> [Exercise prompt]: Pull out from the material below all lines with "Suspendisse".

═════ Data lines ═════

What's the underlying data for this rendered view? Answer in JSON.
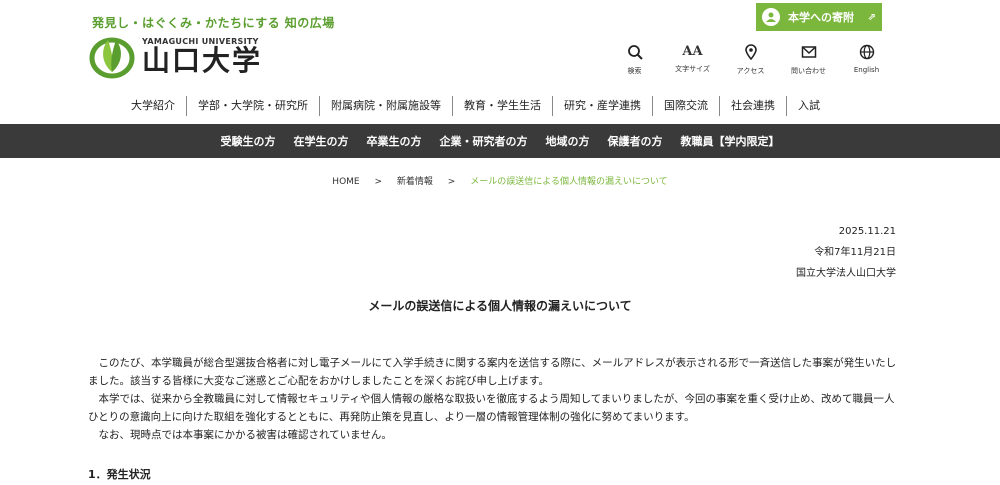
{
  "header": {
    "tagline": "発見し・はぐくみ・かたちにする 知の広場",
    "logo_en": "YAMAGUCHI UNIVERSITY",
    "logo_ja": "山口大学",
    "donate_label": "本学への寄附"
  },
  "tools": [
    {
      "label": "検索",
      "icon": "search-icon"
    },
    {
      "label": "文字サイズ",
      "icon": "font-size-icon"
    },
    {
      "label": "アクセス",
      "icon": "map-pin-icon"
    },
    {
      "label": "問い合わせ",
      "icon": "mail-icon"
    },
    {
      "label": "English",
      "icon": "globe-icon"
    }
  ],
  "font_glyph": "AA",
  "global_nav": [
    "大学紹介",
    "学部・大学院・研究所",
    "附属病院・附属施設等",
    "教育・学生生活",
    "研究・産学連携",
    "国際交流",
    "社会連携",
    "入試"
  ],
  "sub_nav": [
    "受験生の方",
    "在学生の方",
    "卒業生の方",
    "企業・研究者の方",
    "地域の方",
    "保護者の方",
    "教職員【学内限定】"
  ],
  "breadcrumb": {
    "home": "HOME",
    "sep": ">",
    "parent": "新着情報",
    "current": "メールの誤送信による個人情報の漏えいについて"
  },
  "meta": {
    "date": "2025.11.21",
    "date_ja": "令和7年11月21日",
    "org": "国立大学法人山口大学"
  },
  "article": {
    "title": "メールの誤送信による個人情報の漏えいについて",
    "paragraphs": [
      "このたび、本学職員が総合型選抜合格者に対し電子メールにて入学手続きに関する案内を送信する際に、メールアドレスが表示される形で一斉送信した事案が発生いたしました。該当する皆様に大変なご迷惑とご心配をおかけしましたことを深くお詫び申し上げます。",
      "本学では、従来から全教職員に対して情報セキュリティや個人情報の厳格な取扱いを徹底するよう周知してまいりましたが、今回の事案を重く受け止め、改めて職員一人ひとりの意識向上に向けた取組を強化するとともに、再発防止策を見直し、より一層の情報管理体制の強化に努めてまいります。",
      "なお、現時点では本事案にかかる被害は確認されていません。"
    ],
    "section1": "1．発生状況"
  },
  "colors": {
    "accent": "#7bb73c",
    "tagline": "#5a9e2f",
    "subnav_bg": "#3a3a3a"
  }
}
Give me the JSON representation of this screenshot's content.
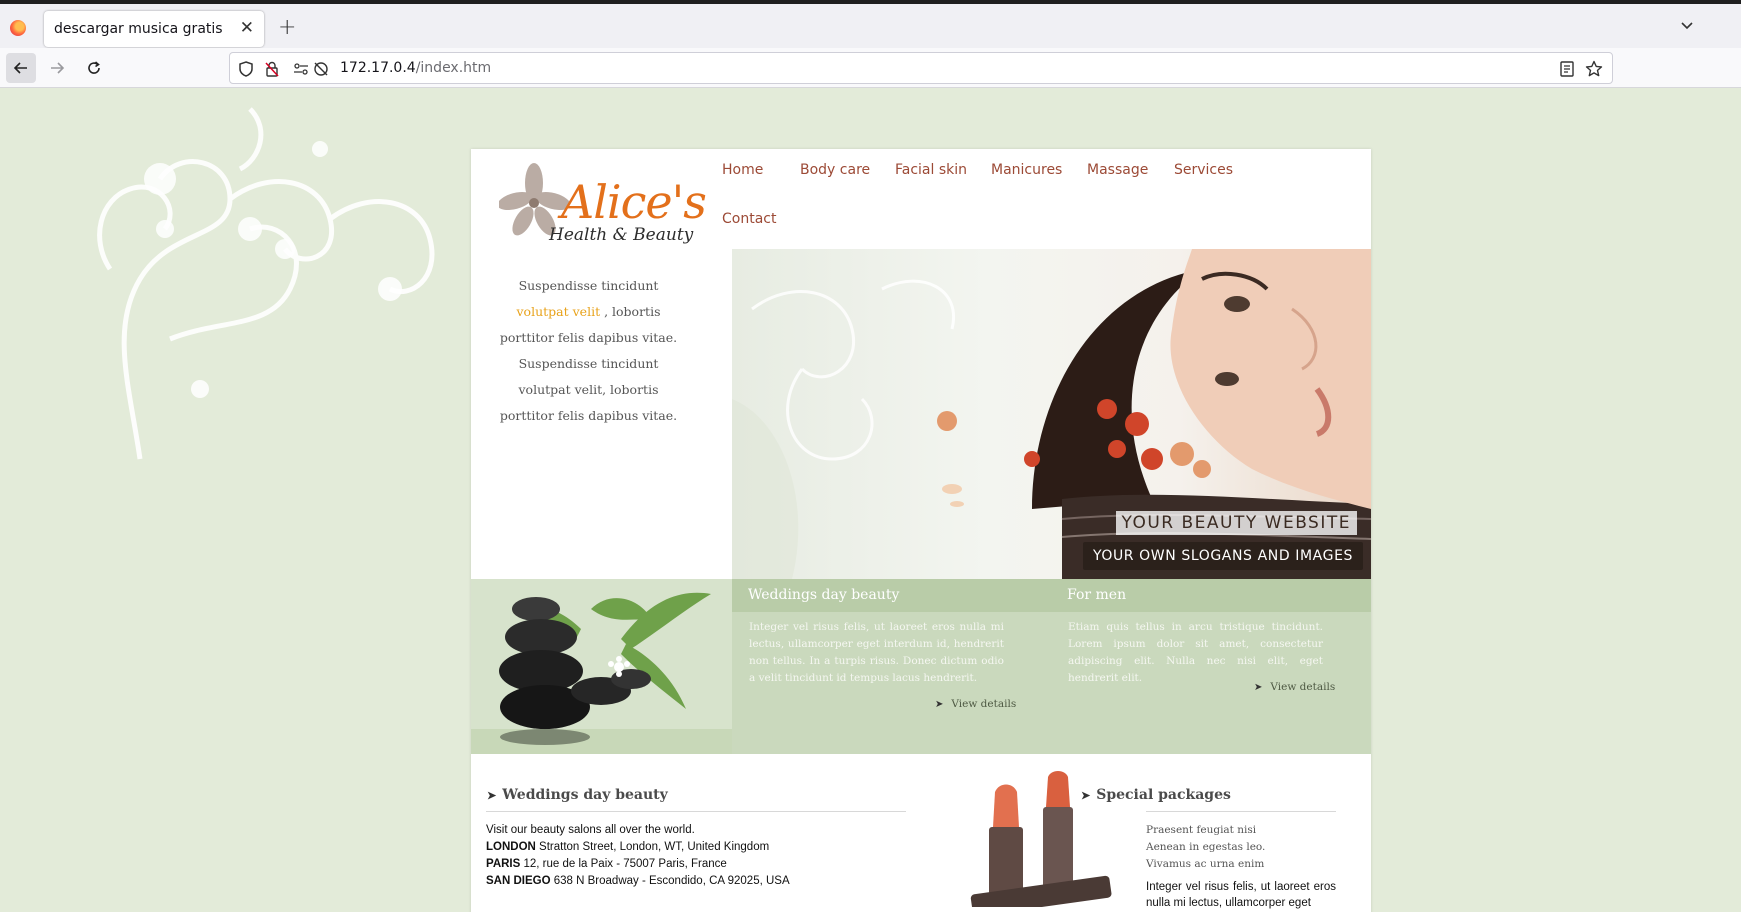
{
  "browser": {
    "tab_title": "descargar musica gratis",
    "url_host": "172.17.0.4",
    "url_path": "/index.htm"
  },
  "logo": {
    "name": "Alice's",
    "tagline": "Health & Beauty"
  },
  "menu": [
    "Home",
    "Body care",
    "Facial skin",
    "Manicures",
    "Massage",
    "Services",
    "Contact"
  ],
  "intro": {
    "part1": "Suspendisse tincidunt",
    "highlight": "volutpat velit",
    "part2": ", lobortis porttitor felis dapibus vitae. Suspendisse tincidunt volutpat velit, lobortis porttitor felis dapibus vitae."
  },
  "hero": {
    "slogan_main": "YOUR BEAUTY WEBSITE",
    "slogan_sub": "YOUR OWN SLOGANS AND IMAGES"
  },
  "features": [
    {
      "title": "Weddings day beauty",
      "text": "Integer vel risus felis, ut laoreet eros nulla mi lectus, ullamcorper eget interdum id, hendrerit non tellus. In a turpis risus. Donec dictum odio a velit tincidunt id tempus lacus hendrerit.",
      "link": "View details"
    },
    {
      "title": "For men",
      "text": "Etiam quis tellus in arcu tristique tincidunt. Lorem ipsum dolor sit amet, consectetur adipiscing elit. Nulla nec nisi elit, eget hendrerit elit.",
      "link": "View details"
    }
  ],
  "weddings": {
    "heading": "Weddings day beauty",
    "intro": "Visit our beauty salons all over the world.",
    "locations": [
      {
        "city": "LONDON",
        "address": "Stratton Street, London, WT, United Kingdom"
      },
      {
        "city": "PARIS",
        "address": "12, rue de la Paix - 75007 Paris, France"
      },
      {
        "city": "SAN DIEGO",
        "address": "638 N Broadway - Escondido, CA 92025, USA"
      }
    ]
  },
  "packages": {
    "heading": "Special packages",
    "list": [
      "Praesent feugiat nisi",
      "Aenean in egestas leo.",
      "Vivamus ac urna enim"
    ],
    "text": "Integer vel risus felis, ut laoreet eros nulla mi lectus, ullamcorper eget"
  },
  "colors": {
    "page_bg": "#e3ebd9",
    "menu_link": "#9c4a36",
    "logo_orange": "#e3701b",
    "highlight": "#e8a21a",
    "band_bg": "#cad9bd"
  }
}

═════

> [The completed task]:
    "part1": "Suspendisse tincidunt",
    "part2": ", lobortis porttitor felis dapibus vitae. Suspendisse tincidunt volutpat velit, lobortis porttitor felis dapibus vitae."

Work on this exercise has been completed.